[Element and region listings]
# # # #

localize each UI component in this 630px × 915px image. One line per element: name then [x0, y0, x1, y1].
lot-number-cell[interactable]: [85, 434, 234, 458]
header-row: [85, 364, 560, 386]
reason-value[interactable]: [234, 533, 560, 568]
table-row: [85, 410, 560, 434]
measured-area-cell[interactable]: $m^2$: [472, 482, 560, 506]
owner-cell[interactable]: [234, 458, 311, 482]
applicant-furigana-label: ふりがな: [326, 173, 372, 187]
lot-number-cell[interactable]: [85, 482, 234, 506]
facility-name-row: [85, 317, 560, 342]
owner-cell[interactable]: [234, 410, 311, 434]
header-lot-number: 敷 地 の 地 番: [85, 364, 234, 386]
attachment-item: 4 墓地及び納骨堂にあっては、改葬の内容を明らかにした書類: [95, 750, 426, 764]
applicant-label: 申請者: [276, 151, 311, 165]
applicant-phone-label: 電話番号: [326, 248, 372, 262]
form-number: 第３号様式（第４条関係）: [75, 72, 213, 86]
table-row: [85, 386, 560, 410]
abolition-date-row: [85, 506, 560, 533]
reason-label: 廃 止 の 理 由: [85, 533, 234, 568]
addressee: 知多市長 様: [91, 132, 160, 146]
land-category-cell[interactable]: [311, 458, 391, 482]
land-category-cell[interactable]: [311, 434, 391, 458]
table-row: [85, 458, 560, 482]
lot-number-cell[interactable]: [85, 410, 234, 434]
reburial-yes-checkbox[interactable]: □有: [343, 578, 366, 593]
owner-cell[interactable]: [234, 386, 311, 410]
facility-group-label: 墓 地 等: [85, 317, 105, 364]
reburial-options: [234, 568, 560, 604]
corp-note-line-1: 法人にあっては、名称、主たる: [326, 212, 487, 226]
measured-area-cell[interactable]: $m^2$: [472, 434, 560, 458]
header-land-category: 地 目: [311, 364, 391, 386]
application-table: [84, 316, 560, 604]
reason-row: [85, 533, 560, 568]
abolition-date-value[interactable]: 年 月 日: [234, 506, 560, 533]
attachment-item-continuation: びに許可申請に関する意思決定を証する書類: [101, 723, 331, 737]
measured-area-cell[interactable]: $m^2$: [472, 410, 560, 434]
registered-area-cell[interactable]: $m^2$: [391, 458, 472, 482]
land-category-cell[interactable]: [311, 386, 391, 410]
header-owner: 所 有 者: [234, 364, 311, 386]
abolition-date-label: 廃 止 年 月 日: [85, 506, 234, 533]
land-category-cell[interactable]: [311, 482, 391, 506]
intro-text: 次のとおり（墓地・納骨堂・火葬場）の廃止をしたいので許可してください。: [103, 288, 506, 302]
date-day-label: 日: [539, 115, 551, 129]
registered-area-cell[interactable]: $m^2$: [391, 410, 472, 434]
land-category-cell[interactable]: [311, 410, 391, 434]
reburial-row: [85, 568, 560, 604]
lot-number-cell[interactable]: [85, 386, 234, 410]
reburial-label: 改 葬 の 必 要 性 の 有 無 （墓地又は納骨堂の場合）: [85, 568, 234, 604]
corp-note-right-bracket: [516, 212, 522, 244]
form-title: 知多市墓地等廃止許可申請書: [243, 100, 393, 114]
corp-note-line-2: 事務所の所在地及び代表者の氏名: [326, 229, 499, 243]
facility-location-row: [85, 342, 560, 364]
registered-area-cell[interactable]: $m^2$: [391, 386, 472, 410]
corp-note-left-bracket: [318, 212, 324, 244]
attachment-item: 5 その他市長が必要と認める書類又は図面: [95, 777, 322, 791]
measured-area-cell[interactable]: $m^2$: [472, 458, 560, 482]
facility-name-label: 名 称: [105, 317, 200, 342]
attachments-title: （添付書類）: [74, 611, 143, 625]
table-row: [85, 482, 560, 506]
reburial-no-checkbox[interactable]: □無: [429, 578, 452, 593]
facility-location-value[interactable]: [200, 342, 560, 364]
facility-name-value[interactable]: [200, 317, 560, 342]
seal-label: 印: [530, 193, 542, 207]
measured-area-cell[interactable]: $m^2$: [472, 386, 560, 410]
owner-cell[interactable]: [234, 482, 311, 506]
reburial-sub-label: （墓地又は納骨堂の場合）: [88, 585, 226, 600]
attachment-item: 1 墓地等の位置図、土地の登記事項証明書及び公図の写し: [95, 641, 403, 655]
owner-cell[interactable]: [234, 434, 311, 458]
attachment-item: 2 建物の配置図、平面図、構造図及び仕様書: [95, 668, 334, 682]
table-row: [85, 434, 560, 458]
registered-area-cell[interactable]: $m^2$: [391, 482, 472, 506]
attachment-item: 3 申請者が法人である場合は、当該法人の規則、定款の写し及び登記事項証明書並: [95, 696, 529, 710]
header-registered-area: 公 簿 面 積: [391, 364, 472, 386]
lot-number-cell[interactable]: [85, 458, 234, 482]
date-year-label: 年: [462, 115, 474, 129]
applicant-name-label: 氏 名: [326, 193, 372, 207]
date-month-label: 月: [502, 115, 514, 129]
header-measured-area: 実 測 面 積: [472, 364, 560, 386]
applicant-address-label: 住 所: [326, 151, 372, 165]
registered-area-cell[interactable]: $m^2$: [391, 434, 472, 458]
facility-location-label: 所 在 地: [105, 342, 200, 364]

# # # #

### [PROBLEM]
Copy each line of the listing above word for word, with nothing changed.

### [ANSWER TO THE PROBLEM]
localize each UI component in this 630px × 915px image. One line per element: name then [x0, y0, x1, y1].
lot-number-cell[interactable]: [85, 434, 234, 458]
header-row: [85, 364, 560, 386]
reason-value[interactable]: [234, 533, 560, 568]
table-row: [85, 410, 560, 434]
measured-area-cell[interactable]: $m^2$: [472, 482, 560, 506]
owner-cell[interactable]: [234, 458, 311, 482]
applicant-furigana-label: ふりがな: [326, 173, 372, 187]
lot-number-cell[interactable]: [85, 482, 234, 506]
facility-name-row: [85, 317, 560, 342]
owner-cell[interactable]: [234, 410, 311, 434]
header-lot-number: 敷 地 の 地 番: [85, 364, 234, 386]
attachment-item: 4 墓地及び納骨堂にあっては、改葬の内容を明らかにした書類: [95, 750, 426, 764]
applicant-label: 申請者: [276, 151, 311, 165]
applicant-phone-label: 電話番号: [326, 248, 372, 262]
form-number: 第３号様式（第４条関係）: [75, 72, 213, 86]
table-row: [85, 386, 560, 410]
abolition-date-row: [85, 506, 560, 533]
reason-label: 廃 止 の 理 由: [85, 533, 234, 568]
addressee: 知多市長 様: [91, 132, 160, 146]
land-category-cell[interactable]: [311, 458, 391, 482]
land-category-cell[interactable]: [311, 434, 391, 458]
table-row: [85, 458, 560, 482]
lot-number-cell[interactable]: [85, 410, 234, 434]
reburial-yes-checkbox[interactable]: □有: [343, 578, 366, 593]
owner-cell[interactable]: [234, 386, 311, 410]
facility-group-label: 墓 地 等: [85, 317, 105, 364]
reburial-options: [234, 568, 560, 604]
corp-note-line-1: 法人にあっては、名称、主たる: [326, 212, 487, 226]
measured-area-cell[interactable]: $m^2$: [472, 434, 560, 458]
header-land-category: 地 目: [311, 364, 391, 386]
application-table: [84, 316, 560, 604]
reason-row: [85, 533, 560, 568]
abolition-date-value[interactable]: 年 月 日: [234, 506, 560, 533]
attachment-item-continuation: びに許可申請に関する意思決定を証する書類: [101, 723, 331, 737]
measured-area-cell[interactable]: $m^2$: [472, 410, 560, 434]
registered-area-cell[interactable]: $m^2$: [391, 458, 472, 482]
land-category-cell[interactable]: [311, 386, 391, 410]
header-owner: 所 有 者: [234, 364, 311, 386]
abolition-date-label: 廃 止 年 月 日: [85, 506, 234, 533]
land-category-cell[interactable]: [311, 482, 391, 506]
intro-text: 次のとおり（墓地・納骨堂・火葬場）の廃止をしたいので許可してください。: [103, 288, 506, 302]
date-day-label: 日: [539, 115, 551, 129]
registered-area-cell[interactable]: $m^2$: [391, 410, 472, 434]
land-category-cell[interactable]: [311, 410, 391, 434]
reburial-row: [85, 568, 560, 604]
lot-number-cell[interactable]: [85, 386, 234, 410]
reburial-label: 改 葬 の 必 要 性 の 有 無 （墓地又は納骨堂の場合）: [85, 568, 234, 604]
corp-note-right-bracket: [516, 212, 522, 244]
form-title: 知多市墓地等廃止許可申請書: [243, 100, 393, 114]
corp-note-line-2: 事務所の所在地及び代表者の氏名: [326, 229, 499, 243]
facility-location-row: [85, 342, 560, 364]
registered-area-cell[interactable]: $m^2$: [391, 386, 472, 410]
corp-note-left-bracket: [318, 212, 324, 244]
attachment-item: 5 その他市長が必要と認める書類又は図面: [95, 777, 322, 791]
measured-area-cell[interactable]: $m^2$: [472, 458, 560, 482]
facility-name-label: 名 称: [105, 317, 200, 342]
attachments-title: （添付書類）: [74, 611, 143, 625]
table-row: [85, 482, 560, 506]
reburial-no-checkbox[interactable]: □無: [429, 578, 452, 593]
facility-location-value[interactable]: [200, 342, 560, 364]
facility-name-value[interactable]: [200, 317, 560, 342]
seal-label: 印: [530, 193, 542, 207]
measured-area-cell[interactable]: $m^2$: [472, 386, 560, 410]
owner-cell[interactable]: [234, 482, 311, 506]
reburial-sub-label: （墓地又は納骨堂の場合）: [88, 585, 226, 600]
attachment-item: 1 墓地等の位置図、土地の登記事項証明書及び公図の写し: [95, 641, 403, 655]
owner-cell[interactable]: [234, 434, 311, 458]
attachment-item: 2 建物の配置図、平面図、構造図及び仕様書: [95, 668, 334, 682]
table-row: [85, 434, 560, 458]
registered-area-cell[interactable]: $m^2$: [391, 482, 472, 506]
attachment-item: 3 申請者が法人である場合は、当該法人の規則、定款の写し及び登記事項証明書並: [95, 696, 529, 710]
header-registered-area: 公 簿 面 積: [391, 364, 472, 386]
lot-number-cell[interactable]: [85, 458, 234, 482]
date-year-label: 年: [462, 115, 474, 129]
applicant-name-label: 氏 名: [326, 193, 372, 207]
date-month-label: 月: [502, 115, 514, 129]
header-measured-area: 実 測 面 積: [472, 364, 560, 386]
applicant-address-label: 住 所: [326, 151, 372, 165]
registered-area-cell[interactable]: $m^2$: [391, 434, 472, 458]
facility-location-label: 所 在 地: [105, 342, 200, 364]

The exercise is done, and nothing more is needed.